*Extrait source*
_____
Alors que le savoir-faire de nos musées est reconnu internationalement comme avec le Louvre Abou-Dhabi et les prochaines ouvertures de Pompidou à Shangaï et à Bruxelles, il ne faut pas oublier qu’à l’instar des Américains, avant de partir à l’assaut de l’étranger, il faut se construire de l’intérieur en promouvant une scène nationale cohérente et puissante. Ou faut-il suivre les nouveaux codes d’une stratégie globale sans se préoccuper des scènes nationales ? En réalité les pays prescripteurs sont très attachés à leur spécificité culturelle comme l’ont montré l’Allemagne et le Royaume-Uni. Les Etats-Unis le sont encore plus fortement et ont compris qu’il fallait mettre en avant le métissage de leurs talents, en ce sens, ils ont su adapter les critères de leur soft power pour se maintenir comme leader. La France n’a donc aucun complexe à revendiquer sa place avec tout l’éventail des pratiques artistiques proposées par les meilleurs créateurs. On ne peut seulement se contenter d’exposer les artistes décédés qui renvoient une image figée de la France. Paris est aujourd’hui la ville la plus dynamique de l’Europe continentale et cela se renforce avec le Brexit. Pourquoi les institutions parisiennes et en régions ne se concerteraient pas pour organiser des expositions d’artistes contemporains montrant la diversité de leurs origines et de leurs parcours ? Il ne s’agit pas seulement de faire de l’événementiel avec des commandes éphémères autour de quelques noms connus mais aussi de construite des expositions monographiques efficaces pour faire face à la concurrence étrangère. Les mécènes sauront être convaincus et ne sont pas fatalement attirés que par les gloires étrangères. Pour revenir dans le jeu, abandonnons les tabous trop souvent diffusés par de nombreux décideurs institutionnels et qui ont fait hésiter les collectionneurs français : un artiste qui se vend est un mauvais artiste. Ce qui a fortement handicapé notre rôle sur l’échiquier international et nous a fait perdre beaucoup de temps. ■
* Nathalie Obadia est galeriste spécialisée dans l’art contemporain. Elle possède deux galeries, l’une à Paris et l’autre à Bruxelles, et enseigne également à Sciences Po Paris.
_____
*Votre objectif*
Répondez aux questions suivantes à partir de l'extrait sur la scène artistique française.
(a) Quelle ville est présentée comme la plus dynamique de l'Europe continentale ?
(b) Quel tabou l'extrait propose-t-il d'abandonner ?
(c) Dans quel établissement Nathalie Obadia enseigne-t-elle ?

*Informations extraites*
_____
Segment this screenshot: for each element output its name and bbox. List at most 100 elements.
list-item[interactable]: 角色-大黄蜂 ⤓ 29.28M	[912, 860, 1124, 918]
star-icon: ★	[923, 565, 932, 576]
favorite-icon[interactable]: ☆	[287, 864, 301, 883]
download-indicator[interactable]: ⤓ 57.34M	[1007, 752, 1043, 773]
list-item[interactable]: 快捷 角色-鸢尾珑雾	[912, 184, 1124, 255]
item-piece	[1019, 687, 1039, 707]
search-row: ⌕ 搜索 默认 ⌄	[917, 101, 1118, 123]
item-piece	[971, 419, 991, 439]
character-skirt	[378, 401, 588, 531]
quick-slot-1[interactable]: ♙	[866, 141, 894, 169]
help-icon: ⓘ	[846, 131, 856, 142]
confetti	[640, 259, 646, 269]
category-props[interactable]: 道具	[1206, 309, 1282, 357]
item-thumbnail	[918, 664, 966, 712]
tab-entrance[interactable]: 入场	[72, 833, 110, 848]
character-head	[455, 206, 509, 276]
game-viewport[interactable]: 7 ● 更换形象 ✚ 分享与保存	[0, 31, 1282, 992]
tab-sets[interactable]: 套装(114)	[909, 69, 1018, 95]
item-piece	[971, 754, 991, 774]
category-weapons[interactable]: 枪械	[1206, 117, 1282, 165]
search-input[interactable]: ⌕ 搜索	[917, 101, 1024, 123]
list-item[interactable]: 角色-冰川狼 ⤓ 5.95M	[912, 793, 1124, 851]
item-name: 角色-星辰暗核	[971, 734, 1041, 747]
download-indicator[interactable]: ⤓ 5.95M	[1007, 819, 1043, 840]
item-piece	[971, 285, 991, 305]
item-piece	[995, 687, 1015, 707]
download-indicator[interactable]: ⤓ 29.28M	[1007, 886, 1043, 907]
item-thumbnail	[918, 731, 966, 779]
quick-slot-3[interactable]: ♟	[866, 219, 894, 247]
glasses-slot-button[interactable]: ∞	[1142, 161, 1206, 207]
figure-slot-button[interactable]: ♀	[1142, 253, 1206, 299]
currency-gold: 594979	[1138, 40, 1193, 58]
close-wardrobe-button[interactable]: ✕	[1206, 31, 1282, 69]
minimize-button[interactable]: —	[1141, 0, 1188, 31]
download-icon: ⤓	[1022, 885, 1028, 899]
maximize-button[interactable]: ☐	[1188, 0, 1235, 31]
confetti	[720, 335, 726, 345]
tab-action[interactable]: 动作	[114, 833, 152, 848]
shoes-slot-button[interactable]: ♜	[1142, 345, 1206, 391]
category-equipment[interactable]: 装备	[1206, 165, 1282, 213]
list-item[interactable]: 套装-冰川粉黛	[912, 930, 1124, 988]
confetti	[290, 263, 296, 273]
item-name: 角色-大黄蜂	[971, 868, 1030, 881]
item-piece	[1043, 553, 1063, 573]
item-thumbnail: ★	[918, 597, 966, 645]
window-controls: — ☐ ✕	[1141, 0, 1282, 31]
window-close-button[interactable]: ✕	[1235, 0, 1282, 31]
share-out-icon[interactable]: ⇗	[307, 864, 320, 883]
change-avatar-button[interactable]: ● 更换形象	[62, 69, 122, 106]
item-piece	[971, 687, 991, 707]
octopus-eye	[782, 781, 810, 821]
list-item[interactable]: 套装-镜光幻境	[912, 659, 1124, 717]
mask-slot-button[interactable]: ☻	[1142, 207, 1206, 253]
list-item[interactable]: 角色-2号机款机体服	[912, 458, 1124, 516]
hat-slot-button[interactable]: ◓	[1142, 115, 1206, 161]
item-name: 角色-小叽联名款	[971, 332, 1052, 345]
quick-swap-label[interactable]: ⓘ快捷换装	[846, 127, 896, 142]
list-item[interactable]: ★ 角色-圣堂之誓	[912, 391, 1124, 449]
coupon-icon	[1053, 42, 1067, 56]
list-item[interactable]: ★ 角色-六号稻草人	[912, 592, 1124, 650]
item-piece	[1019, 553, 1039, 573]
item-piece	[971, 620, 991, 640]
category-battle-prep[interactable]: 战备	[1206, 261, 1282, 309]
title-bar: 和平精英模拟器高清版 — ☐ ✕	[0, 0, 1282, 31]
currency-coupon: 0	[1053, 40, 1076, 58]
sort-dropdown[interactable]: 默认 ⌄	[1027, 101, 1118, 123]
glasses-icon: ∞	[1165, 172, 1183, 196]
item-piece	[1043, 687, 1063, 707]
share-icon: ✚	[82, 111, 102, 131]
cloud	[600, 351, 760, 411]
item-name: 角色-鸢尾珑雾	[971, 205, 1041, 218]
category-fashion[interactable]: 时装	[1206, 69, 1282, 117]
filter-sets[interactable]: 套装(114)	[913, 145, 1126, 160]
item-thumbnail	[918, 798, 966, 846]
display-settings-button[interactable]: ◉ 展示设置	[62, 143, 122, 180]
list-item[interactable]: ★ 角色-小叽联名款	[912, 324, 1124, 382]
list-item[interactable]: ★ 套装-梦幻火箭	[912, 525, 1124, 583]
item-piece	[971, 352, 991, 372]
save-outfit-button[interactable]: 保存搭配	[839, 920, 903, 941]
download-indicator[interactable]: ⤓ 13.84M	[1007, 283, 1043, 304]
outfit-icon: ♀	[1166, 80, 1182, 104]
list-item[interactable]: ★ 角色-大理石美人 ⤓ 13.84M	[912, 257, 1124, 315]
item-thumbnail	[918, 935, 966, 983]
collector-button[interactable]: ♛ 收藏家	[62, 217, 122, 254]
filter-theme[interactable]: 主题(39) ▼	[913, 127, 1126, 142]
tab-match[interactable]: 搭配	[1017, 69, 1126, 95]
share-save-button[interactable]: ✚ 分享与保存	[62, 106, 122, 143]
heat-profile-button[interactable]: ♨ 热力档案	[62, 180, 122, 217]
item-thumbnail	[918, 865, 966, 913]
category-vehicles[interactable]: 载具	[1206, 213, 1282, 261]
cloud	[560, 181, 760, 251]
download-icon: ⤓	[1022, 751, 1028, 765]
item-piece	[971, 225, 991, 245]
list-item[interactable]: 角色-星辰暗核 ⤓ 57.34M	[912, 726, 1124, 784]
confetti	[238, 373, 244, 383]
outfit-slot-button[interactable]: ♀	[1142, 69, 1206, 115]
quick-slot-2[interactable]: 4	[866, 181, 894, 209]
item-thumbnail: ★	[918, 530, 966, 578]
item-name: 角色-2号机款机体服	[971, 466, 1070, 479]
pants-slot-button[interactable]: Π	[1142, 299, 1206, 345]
_____
*Solution rédigée*
(a) Paris.
(b) L'idée selon laquelle « un artiste qui se vend est un mauvais artiste ».
(c) À Sciences Po Paris.